§ **Exercise**:
For each line that holds "Output", copy the line out.

§ **Data for the task**:
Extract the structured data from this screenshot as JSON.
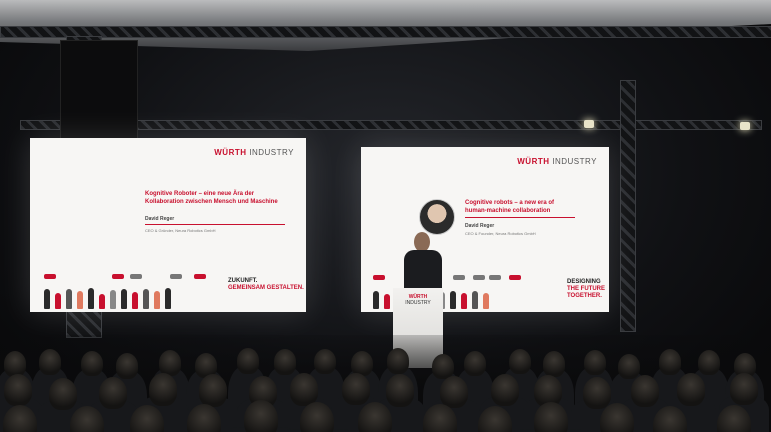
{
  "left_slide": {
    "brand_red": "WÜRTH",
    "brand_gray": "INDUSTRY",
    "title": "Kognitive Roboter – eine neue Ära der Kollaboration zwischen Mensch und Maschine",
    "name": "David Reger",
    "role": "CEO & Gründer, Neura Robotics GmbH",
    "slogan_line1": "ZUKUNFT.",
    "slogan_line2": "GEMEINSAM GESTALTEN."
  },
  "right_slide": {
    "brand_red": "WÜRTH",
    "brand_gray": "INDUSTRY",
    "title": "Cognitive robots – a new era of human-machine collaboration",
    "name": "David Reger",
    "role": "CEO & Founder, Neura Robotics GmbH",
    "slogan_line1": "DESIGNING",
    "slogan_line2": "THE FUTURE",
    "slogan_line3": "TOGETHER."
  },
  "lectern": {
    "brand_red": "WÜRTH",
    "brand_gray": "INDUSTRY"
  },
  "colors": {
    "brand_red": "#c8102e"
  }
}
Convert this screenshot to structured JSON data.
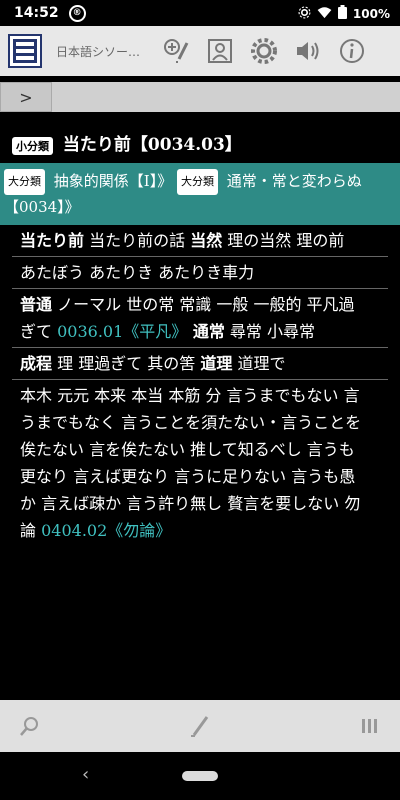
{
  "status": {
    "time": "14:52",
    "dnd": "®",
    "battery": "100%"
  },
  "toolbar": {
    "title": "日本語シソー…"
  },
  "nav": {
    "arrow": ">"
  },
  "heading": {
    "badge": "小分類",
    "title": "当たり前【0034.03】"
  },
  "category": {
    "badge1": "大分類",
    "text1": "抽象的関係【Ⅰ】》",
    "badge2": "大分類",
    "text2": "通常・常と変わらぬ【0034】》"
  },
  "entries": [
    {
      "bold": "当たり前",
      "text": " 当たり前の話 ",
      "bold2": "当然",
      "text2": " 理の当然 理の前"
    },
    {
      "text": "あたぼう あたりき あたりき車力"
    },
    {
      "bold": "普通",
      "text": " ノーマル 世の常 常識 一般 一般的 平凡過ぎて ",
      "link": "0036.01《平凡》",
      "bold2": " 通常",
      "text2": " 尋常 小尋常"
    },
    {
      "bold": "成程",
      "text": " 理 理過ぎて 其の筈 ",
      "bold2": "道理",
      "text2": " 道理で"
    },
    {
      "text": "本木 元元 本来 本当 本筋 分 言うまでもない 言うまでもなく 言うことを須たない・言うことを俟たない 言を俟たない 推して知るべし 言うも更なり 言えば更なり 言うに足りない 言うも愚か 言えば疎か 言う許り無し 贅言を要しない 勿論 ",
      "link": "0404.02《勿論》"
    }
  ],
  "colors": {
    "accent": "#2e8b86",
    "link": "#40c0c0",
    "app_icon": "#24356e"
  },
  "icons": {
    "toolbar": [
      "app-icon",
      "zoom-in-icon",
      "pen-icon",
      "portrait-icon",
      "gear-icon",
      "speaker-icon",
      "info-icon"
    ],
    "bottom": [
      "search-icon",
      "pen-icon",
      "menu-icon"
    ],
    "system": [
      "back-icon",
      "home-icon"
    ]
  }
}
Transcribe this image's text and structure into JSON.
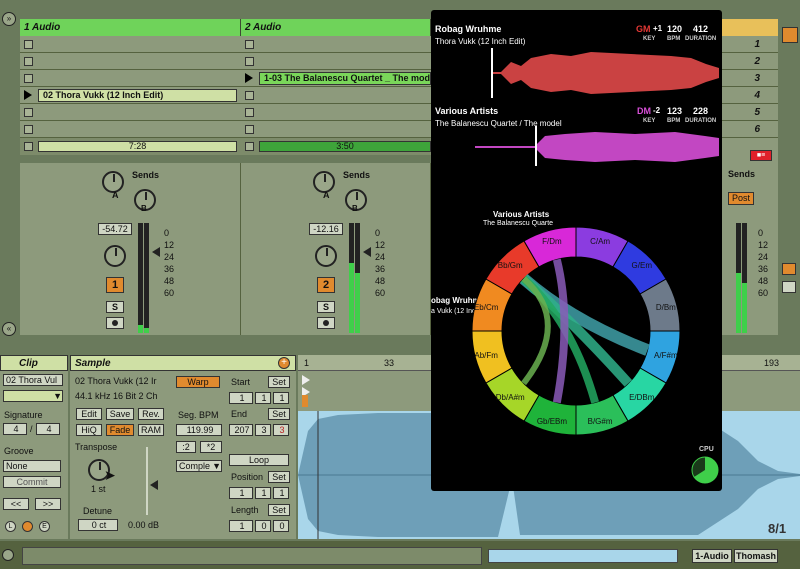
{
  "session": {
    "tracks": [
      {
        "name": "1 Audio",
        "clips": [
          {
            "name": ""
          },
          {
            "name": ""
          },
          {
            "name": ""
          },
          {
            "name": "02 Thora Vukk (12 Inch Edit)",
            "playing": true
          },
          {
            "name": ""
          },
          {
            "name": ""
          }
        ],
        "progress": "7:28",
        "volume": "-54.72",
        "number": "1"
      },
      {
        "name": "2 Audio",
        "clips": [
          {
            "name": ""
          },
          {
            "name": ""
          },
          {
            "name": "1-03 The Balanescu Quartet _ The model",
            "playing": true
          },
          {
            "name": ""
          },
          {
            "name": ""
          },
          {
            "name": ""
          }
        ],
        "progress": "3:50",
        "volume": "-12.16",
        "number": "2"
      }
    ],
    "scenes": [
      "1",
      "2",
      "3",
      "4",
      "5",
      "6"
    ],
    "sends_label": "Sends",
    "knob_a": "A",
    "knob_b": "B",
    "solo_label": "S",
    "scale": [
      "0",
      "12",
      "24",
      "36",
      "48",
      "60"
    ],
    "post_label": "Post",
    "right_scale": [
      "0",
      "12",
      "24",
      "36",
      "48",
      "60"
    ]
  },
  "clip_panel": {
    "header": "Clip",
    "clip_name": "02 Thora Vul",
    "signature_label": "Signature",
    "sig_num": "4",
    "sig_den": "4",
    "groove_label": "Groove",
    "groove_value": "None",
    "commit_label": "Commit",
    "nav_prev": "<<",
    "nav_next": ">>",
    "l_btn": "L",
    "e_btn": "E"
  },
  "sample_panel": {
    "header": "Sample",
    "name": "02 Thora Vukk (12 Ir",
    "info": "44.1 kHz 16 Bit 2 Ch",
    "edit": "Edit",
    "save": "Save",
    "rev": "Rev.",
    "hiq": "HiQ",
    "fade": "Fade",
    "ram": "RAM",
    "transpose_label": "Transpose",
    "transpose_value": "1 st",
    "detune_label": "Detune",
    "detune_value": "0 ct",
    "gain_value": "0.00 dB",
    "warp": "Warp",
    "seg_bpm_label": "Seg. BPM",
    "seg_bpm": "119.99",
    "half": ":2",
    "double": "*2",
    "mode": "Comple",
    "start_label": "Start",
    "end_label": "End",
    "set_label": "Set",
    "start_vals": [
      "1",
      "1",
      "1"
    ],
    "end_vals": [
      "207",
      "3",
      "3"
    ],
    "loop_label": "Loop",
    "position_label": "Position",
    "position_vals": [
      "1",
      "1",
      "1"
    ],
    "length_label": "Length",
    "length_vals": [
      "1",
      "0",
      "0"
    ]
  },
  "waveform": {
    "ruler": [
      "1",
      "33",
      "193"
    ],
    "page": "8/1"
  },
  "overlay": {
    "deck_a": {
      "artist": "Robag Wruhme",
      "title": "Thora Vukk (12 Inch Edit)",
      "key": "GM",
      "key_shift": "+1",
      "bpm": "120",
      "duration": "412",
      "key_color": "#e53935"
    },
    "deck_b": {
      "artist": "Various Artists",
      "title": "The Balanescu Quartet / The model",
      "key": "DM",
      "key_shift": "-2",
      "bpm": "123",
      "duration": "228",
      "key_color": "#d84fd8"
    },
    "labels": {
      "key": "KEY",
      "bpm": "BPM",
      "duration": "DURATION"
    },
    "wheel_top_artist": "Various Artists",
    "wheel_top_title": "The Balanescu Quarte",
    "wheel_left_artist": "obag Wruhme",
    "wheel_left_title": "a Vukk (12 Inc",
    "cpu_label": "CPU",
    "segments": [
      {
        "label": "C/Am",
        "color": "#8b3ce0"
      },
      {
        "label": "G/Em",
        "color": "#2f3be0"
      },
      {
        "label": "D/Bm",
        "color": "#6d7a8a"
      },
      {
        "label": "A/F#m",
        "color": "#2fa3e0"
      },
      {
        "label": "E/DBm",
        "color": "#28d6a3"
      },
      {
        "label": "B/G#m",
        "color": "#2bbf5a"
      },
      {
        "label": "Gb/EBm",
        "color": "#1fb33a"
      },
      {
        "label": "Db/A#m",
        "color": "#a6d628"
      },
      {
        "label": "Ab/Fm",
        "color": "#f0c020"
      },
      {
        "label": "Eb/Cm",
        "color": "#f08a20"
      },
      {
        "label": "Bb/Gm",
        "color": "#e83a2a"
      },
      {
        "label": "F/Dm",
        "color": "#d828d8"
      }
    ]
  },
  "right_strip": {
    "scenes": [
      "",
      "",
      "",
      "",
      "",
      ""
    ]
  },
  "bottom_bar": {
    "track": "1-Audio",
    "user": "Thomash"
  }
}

--

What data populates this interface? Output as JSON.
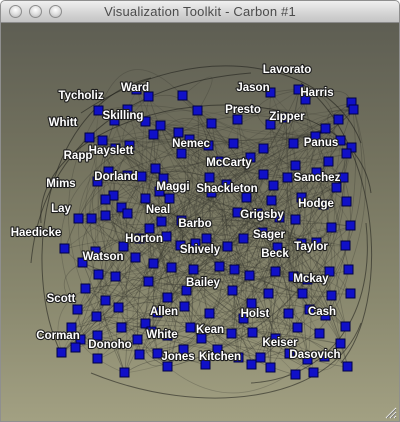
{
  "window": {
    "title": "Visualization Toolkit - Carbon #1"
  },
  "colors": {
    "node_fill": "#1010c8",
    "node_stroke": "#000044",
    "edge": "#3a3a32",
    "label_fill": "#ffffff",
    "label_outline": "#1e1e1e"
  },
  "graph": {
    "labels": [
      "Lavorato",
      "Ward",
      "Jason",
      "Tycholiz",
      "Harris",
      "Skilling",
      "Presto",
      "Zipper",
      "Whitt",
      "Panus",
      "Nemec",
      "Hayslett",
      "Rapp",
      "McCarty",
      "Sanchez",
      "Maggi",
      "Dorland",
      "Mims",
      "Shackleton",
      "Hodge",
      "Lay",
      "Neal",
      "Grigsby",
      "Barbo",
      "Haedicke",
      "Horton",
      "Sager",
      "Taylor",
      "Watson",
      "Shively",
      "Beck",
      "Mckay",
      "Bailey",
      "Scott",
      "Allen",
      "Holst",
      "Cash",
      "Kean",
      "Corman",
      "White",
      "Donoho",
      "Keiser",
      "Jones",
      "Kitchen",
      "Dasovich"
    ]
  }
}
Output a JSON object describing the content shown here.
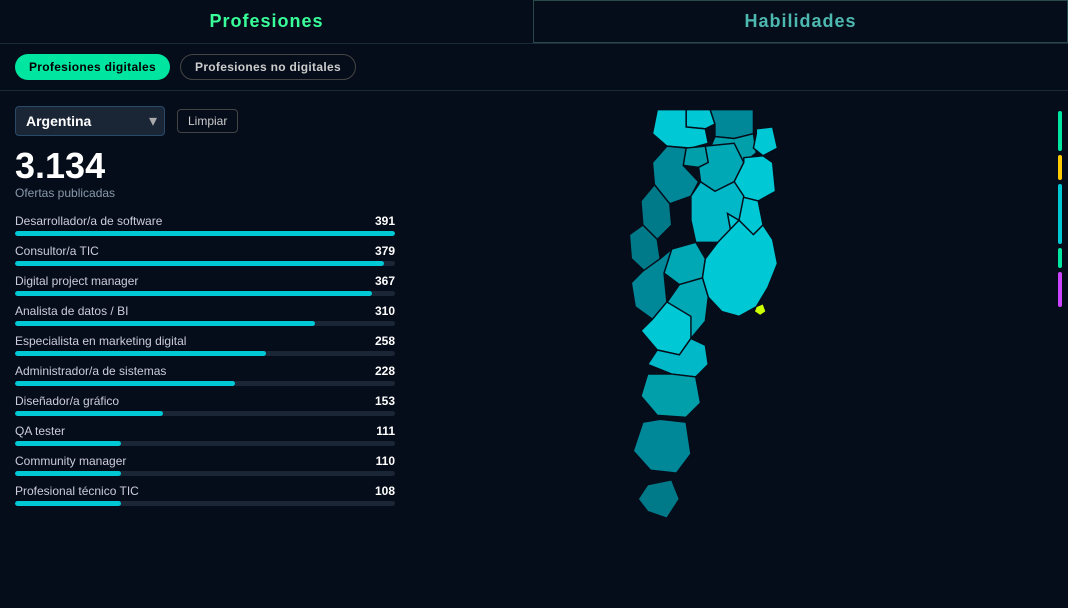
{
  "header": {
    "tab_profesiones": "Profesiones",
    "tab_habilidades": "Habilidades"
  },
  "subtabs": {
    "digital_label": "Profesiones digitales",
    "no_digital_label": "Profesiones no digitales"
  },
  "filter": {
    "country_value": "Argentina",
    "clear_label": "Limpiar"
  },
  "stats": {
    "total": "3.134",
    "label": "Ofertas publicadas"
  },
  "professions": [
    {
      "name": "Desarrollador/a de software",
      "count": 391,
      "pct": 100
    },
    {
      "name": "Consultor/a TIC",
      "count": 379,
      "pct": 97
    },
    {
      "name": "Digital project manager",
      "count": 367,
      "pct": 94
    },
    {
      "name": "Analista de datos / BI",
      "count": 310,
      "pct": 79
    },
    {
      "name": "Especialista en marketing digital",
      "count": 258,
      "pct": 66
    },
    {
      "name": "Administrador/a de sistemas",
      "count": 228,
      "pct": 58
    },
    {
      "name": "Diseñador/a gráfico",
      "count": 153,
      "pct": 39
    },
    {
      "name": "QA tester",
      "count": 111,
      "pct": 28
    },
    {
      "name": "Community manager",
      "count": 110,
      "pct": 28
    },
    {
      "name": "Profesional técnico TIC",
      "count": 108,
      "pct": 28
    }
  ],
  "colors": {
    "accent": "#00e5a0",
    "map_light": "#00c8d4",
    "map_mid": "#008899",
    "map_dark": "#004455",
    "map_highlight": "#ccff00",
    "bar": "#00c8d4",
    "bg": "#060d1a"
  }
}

§ **Solution to the problem**:
What data populates this interface? Output as JSON.
Output a JSON object describing the content shown here.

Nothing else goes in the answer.